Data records
· · ·

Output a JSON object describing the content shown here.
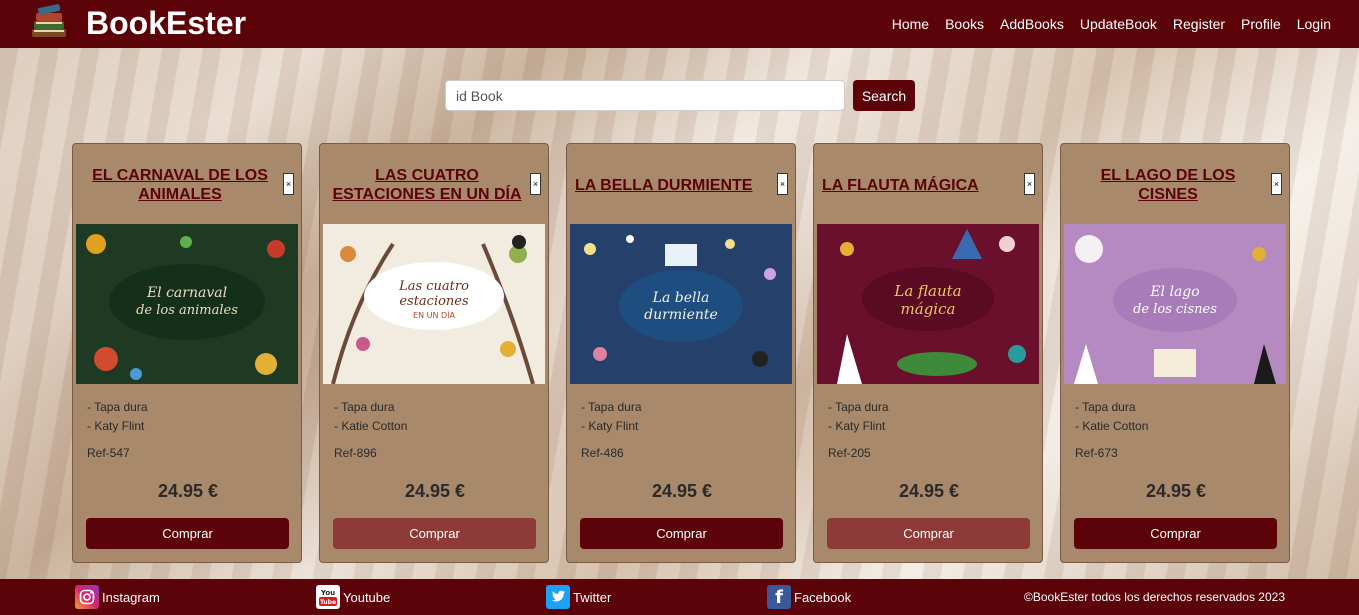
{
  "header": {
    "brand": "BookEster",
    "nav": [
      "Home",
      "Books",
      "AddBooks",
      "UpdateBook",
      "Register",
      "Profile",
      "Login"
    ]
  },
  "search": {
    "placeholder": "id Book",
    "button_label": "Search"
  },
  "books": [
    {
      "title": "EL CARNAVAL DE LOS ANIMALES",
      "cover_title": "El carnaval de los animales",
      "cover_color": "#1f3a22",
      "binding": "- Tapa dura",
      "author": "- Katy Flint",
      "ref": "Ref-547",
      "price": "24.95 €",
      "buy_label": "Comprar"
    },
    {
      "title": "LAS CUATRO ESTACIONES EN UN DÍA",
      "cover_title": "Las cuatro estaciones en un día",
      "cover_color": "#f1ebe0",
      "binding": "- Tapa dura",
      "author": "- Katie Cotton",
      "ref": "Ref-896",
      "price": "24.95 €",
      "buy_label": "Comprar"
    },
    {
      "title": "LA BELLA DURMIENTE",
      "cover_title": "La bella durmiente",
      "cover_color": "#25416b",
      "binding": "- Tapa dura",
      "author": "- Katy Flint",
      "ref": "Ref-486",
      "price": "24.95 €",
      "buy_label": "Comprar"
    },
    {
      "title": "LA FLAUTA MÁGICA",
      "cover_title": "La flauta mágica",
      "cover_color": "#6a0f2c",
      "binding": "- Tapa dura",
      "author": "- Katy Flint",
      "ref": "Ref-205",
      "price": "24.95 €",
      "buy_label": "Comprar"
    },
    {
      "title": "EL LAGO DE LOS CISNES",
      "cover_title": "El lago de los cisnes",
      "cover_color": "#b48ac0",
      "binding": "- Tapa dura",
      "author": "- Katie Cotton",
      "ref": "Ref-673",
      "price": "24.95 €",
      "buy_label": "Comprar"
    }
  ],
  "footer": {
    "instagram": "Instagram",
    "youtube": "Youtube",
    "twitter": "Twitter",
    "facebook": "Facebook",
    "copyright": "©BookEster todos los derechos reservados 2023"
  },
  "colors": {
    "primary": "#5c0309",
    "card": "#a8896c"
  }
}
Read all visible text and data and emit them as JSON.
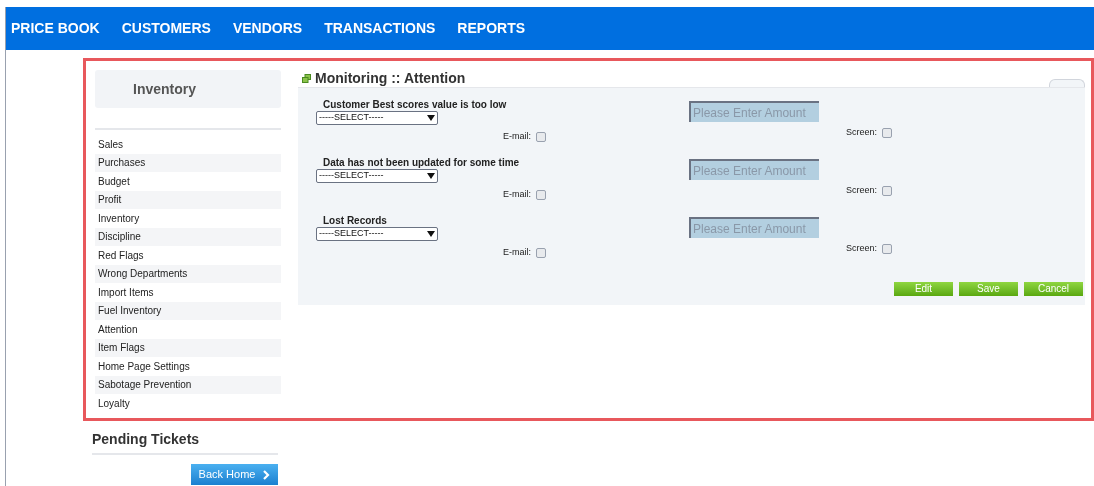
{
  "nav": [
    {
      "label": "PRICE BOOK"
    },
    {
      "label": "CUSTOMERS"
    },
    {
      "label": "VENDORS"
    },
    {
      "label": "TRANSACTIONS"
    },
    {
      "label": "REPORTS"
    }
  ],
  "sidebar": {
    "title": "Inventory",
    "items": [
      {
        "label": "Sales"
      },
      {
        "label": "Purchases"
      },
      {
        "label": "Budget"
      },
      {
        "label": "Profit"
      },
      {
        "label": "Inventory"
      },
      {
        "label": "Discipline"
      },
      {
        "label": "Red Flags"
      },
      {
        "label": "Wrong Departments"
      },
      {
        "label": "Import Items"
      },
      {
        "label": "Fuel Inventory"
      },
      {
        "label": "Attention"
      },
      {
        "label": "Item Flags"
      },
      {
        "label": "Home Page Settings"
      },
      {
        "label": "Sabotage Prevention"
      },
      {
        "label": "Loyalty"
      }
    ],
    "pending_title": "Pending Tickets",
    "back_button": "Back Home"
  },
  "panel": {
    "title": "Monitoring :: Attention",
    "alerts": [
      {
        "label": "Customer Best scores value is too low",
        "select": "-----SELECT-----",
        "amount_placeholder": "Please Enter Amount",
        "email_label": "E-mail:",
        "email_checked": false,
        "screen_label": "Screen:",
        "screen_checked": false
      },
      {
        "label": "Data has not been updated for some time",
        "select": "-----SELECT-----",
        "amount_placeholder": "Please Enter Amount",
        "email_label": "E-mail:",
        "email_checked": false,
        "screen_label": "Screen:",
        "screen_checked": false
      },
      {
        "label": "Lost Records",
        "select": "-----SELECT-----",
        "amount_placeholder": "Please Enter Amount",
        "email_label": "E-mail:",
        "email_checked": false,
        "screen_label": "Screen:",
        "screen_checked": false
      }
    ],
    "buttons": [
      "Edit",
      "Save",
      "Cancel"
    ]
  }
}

· · ·

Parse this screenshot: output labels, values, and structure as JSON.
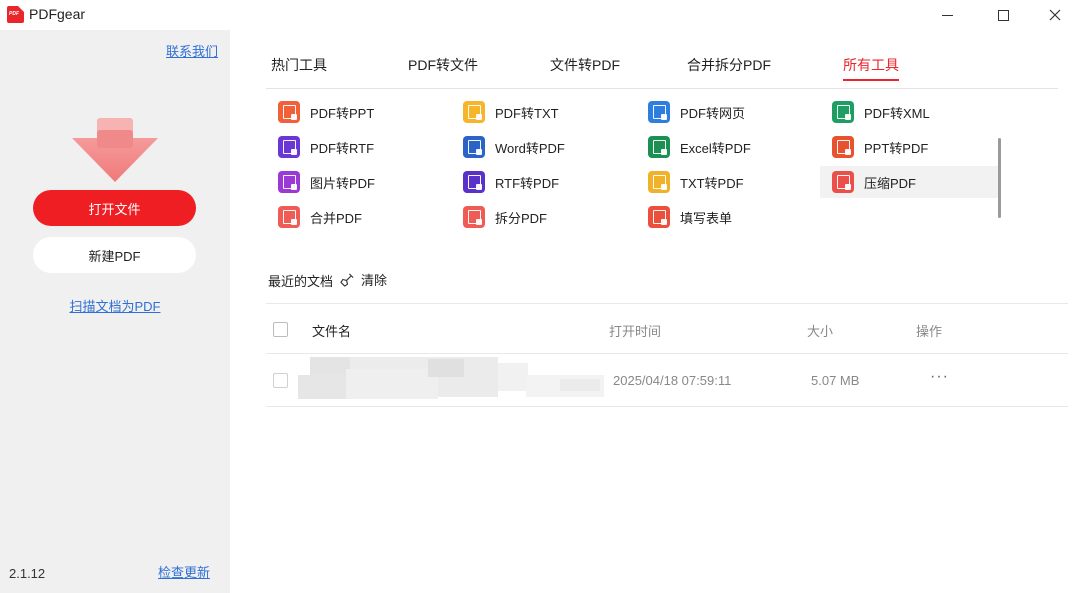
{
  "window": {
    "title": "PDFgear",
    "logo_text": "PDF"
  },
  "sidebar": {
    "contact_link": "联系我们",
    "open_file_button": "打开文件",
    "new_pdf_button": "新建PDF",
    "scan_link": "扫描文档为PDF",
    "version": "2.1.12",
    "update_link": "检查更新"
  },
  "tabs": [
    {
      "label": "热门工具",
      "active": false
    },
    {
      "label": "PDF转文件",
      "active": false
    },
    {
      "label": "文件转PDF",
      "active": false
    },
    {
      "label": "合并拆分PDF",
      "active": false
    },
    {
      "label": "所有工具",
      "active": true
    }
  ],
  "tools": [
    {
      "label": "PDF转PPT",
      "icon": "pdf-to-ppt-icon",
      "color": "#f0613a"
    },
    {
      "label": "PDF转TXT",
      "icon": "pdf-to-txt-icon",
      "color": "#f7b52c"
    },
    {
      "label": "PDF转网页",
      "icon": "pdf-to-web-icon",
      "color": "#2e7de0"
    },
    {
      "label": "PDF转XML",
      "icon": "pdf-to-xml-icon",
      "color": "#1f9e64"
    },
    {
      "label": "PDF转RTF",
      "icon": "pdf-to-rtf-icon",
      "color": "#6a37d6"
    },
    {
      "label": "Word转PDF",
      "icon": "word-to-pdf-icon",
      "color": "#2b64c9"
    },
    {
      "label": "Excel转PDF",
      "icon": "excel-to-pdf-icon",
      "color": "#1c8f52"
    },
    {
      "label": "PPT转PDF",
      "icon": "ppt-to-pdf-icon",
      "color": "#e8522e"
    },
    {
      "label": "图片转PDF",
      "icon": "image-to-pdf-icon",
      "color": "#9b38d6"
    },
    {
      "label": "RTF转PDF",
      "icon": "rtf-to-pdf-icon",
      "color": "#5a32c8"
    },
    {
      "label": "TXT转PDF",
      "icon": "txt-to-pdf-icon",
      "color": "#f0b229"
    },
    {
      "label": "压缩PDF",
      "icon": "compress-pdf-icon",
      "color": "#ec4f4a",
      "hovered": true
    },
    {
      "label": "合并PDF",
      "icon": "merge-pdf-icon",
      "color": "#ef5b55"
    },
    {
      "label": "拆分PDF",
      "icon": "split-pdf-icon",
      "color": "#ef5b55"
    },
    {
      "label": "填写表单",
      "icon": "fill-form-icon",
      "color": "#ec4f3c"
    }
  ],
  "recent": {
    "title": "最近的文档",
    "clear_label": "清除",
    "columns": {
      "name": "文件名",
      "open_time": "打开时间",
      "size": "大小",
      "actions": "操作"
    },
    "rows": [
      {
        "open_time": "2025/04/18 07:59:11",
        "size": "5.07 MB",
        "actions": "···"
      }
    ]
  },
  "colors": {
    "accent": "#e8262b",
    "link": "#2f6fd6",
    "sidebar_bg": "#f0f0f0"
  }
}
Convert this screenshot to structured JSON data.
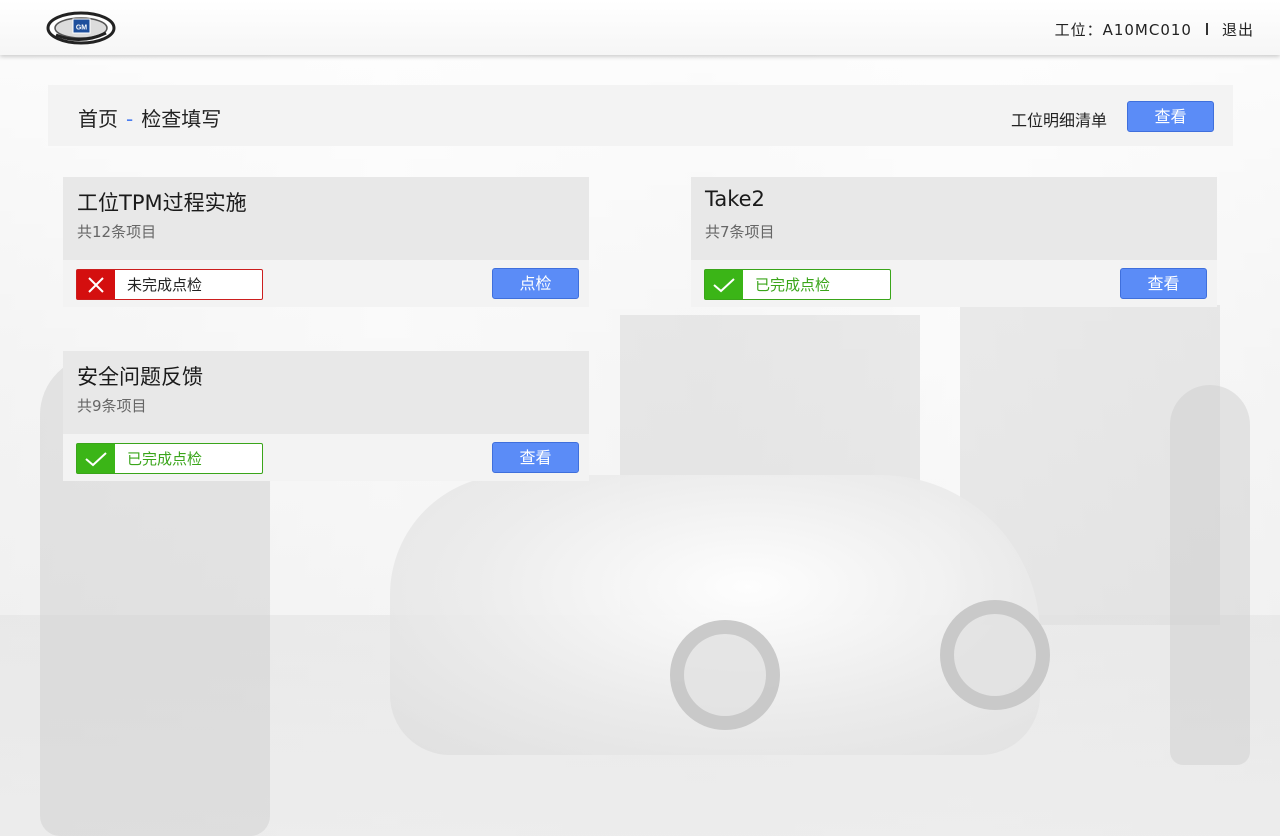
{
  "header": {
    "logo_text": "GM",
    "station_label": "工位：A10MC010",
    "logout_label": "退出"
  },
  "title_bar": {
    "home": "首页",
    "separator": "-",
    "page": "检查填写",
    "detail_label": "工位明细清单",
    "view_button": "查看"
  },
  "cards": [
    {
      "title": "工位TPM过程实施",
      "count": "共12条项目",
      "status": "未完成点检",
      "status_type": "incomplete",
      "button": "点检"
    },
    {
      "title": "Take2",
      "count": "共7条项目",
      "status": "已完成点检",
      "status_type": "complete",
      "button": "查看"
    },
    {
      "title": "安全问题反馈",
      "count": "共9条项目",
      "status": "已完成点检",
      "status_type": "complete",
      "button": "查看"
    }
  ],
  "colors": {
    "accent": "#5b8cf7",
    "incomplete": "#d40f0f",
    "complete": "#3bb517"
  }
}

· · ·

Only the number is wanted: how many lines in the entries above contain the string "Inventory"?

## Task result
3